*What to work on*. The entries below are to be transcribed in full, without their images.

* START Dataset records *

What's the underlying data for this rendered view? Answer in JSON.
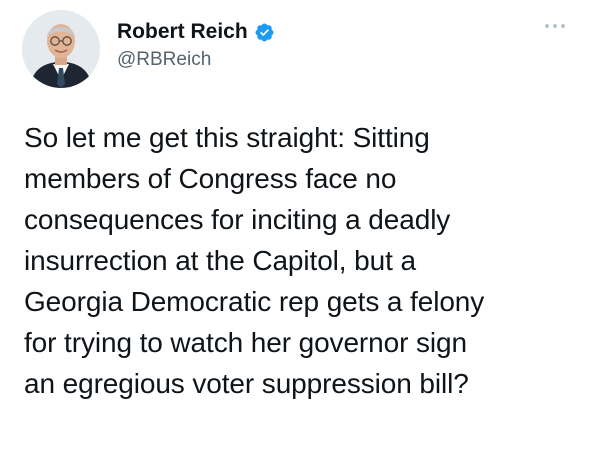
{
  "author": {
    "display_name": "Robert Reich",
    "handle": "@RBReich",
    "verified": true,
    "avatar_icon": "profile-photo",
    "verified_icon": "verified-badge-icon"
  },
  "menu": {
    "more_icon": "more-options-icon"
  },
  "tweet": {
    "lines": [
      "So let me get this straight: Sitting",
      "members of Congress face no",
      "consequences for inciting a deadly",
      "insurrection at the Capitol, but a",
      "Georgia Democratic rep gets a felony",
      "for trying to watch her governor sign",
      "an egregious voter suppression bill?"
    ]
  },
  "colors": {
    "verified_blue": "#1d9bf0",
    "text_primary": "#0f1419",
    "text_secondary": "#536471",
    "more_dots": "#b9c3cc"
  }
}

* END Dataset records *

*Exercise solution*.
What's the underlying data for this rendered view? Answer in JSON.
{
  "author": {
    "display_name": "Robert Reich",
    "handle": "@RBReich",
    "verified": true,
    "avatar_icon": "profile-photo",
    "verified_icon": "verified-badge-icon"
  },
  "menu": {
    "more_icon": "more-options-icon"
  },
  "tweet": {
    "lines": [
      "So let me get this straight: Sitting",
      "members of Congress face no",
      "consequences for inciting a deadly",
      "insurrection at the Capitol, but a",
      "Georgia Democratic rep gets a felony",
      "for trying to watch her governor sign",
      "an egregious voter suppression bill?"
    ]
  },
  "colors": {
    "verified_blue": "#1d9bf0",
    "text_primary": "#0f1419",
    "text_secondary": "#536471",
    "more_dots": "#b9c3cc"
  }
}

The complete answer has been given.